## GOAL OF THE EXERCISE
Reproduce, word for word and in full, the notice below on the privacy citation against St Bernardine Medical Center.

## DOCUMENT EXCERPT

This database was last updated in December 2015 ago and should only be used as a historical snapshot. More recent data on breaches affecting 500 or more people is available at the U.S. Department of Health and Human Services’ Breach Portal.

ST BERNARDINE MEDICAL CENTER

2101 N WATERMAN AVE SAN BERNARDINO,CA 92404

Cited by the California Department of Public Health for a violation of California’s Health and Safety Code relating to medical privacy during an inspection that began on October 16, 2014. Also cited in 41 other reports.

## DATASET EXCERPTS

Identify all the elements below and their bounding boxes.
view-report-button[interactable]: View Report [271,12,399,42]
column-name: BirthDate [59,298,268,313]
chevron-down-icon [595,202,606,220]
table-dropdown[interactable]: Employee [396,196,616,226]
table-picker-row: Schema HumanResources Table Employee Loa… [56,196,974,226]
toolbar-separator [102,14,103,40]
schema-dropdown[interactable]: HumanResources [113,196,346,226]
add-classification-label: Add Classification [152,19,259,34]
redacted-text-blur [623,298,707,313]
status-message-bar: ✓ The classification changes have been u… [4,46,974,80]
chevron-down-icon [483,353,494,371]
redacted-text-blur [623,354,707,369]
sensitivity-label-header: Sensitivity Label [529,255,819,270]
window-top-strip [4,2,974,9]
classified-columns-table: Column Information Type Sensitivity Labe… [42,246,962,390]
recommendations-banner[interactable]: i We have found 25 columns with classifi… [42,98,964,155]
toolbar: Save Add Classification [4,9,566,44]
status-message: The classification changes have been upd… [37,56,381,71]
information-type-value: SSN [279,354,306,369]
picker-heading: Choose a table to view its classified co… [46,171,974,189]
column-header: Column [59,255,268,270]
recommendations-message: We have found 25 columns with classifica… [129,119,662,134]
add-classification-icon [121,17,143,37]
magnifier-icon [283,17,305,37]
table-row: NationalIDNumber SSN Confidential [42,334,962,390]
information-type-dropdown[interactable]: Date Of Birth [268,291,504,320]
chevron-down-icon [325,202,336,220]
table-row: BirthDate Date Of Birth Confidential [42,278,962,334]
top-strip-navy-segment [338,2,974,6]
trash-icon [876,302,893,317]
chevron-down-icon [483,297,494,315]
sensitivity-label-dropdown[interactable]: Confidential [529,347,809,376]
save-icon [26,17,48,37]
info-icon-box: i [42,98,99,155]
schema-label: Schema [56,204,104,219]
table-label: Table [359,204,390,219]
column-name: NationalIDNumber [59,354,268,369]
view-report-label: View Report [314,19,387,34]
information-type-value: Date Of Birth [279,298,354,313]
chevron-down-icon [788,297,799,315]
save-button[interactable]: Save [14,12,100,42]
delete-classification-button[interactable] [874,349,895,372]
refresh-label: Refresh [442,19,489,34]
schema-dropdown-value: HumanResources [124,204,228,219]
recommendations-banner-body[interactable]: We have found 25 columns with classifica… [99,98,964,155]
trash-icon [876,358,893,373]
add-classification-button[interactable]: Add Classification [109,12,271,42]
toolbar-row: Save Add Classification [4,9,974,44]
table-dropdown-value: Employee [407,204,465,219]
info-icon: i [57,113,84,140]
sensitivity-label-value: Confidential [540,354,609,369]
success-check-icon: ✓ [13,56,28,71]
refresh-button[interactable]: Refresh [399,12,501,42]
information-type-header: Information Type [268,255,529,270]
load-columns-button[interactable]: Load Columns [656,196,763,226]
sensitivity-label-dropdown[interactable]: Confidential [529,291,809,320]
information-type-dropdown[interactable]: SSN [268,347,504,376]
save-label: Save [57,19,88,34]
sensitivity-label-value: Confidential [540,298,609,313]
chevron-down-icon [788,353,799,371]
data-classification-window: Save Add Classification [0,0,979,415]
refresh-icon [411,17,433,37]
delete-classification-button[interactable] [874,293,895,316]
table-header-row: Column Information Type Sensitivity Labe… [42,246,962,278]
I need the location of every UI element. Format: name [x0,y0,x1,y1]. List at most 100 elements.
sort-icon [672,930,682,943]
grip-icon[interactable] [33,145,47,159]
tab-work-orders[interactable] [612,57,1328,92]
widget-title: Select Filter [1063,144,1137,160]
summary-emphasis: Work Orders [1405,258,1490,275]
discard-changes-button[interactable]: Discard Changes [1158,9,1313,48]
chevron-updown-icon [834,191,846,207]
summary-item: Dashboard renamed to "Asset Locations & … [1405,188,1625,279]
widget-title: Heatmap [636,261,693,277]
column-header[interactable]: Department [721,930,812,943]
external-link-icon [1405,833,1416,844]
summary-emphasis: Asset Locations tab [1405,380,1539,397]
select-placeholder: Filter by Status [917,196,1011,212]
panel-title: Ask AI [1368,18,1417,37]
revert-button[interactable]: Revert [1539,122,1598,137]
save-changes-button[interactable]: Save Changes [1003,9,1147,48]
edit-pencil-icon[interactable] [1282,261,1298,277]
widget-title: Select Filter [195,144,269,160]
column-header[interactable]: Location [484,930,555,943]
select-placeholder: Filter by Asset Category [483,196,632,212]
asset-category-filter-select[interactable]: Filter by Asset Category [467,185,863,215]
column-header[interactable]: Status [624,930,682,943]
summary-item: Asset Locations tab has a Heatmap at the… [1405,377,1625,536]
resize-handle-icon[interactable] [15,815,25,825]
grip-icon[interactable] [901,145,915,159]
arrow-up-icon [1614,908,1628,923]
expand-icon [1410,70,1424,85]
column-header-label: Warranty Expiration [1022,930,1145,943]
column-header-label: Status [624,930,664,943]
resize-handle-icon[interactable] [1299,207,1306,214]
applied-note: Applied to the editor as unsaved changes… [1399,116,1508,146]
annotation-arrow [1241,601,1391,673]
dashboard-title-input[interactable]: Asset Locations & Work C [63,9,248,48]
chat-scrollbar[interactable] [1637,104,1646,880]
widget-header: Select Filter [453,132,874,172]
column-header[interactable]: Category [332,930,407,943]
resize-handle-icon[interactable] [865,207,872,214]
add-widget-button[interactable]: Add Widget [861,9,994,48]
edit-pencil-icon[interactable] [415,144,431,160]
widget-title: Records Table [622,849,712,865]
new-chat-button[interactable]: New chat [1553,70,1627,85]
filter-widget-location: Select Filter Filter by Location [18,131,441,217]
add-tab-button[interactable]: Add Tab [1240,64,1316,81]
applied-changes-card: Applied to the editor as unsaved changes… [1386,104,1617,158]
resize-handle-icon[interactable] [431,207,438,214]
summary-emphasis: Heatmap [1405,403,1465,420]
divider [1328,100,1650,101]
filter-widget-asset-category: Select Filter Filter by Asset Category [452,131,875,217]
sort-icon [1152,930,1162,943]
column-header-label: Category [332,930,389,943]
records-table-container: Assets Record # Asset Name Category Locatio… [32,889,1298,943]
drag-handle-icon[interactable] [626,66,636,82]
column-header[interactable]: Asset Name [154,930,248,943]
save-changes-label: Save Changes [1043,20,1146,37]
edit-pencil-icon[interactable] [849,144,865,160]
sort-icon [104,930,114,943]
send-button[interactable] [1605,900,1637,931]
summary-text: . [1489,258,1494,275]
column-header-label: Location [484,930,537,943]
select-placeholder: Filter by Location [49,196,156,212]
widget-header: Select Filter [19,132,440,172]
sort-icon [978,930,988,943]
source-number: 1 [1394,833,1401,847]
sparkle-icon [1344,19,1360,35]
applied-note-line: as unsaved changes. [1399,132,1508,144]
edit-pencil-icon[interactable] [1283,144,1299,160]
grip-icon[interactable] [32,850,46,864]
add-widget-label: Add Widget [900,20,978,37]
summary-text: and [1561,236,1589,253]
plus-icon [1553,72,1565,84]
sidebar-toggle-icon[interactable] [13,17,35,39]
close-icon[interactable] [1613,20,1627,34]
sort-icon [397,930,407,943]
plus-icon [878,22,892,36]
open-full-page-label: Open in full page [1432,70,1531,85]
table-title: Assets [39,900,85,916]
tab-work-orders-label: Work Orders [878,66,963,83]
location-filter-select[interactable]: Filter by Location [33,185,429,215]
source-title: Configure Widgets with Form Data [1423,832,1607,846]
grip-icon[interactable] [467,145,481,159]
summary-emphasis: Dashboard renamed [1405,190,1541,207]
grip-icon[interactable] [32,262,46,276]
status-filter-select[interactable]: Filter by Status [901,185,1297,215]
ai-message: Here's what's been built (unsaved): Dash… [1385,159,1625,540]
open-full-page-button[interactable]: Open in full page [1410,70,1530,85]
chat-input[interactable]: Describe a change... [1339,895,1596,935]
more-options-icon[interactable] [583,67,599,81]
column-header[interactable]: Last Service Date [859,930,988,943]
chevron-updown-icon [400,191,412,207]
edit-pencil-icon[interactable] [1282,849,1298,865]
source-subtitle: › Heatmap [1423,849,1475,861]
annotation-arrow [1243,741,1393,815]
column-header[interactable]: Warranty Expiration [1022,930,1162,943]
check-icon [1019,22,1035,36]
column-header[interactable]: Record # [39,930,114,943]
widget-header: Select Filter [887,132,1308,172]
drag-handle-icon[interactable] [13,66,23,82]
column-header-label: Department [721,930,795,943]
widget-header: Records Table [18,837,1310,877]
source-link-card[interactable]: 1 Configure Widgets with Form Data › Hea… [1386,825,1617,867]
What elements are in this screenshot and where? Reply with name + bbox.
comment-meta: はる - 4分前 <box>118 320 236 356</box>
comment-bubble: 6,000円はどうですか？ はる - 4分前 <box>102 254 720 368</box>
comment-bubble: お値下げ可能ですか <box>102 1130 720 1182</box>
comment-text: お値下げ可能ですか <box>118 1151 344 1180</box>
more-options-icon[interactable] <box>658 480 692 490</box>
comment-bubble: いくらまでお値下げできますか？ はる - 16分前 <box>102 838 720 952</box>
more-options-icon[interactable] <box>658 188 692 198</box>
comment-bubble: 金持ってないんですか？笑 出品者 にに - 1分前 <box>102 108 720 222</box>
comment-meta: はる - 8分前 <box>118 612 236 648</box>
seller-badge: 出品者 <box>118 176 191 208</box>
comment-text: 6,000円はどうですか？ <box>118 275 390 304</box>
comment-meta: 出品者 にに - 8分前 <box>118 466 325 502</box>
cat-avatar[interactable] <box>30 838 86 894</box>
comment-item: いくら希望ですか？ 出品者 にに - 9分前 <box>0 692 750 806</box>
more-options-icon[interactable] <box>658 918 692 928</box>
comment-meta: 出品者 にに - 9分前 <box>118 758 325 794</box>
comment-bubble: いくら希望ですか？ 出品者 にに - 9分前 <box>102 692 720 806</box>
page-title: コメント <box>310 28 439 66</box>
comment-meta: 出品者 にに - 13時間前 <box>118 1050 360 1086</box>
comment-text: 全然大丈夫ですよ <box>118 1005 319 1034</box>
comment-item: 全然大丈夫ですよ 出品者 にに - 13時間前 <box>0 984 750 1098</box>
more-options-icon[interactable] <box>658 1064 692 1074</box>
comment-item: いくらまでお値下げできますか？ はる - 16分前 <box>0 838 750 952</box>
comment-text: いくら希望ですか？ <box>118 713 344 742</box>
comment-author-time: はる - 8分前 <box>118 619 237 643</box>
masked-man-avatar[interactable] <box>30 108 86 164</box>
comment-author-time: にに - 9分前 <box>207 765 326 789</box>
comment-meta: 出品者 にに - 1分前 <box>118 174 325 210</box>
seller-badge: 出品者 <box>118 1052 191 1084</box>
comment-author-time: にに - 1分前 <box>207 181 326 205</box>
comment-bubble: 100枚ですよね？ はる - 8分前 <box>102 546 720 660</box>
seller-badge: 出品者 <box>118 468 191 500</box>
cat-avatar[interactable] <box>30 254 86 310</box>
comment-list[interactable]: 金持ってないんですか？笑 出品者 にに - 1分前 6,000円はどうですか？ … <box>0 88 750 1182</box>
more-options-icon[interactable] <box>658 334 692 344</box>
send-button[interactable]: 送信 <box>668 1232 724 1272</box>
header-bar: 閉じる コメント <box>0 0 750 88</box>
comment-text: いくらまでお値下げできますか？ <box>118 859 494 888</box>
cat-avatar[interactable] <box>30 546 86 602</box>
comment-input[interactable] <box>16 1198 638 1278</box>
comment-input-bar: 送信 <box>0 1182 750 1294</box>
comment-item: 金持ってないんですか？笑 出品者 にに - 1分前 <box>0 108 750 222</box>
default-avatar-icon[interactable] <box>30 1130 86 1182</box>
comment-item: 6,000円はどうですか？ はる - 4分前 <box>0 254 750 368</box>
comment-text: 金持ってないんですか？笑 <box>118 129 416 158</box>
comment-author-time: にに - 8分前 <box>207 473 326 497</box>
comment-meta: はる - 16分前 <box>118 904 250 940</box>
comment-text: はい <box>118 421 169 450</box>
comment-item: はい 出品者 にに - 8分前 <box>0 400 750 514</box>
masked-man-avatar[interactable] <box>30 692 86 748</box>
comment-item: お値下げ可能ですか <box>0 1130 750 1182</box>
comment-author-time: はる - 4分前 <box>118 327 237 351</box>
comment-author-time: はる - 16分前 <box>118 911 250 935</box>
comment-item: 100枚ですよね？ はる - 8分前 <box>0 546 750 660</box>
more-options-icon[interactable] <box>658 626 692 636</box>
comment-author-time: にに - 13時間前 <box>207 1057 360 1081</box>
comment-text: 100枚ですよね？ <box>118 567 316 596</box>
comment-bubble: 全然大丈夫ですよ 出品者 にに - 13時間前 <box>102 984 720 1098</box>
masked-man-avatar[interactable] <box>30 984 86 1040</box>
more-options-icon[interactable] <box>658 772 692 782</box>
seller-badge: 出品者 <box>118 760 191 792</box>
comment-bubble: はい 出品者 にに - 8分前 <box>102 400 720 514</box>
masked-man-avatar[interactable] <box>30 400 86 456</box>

## REPLY
This database was last updated in December 2015 ago and should only be used as a historical snapshot. More recent data on breaches affecting 500 or more people is available at the U.S. Department of Health and Human Services’ Breach Portal.

ST BERNARDINE MEDICAL CENTER

2101 N WATERMAN AVE SAN BERNARDINO,CA 92404

Cited by the California Department of Public Health for a violation of California’s Health and Safety Code relating to medical privacy during an inspection that began on October 16, 2014. Also cited in 41 other reports.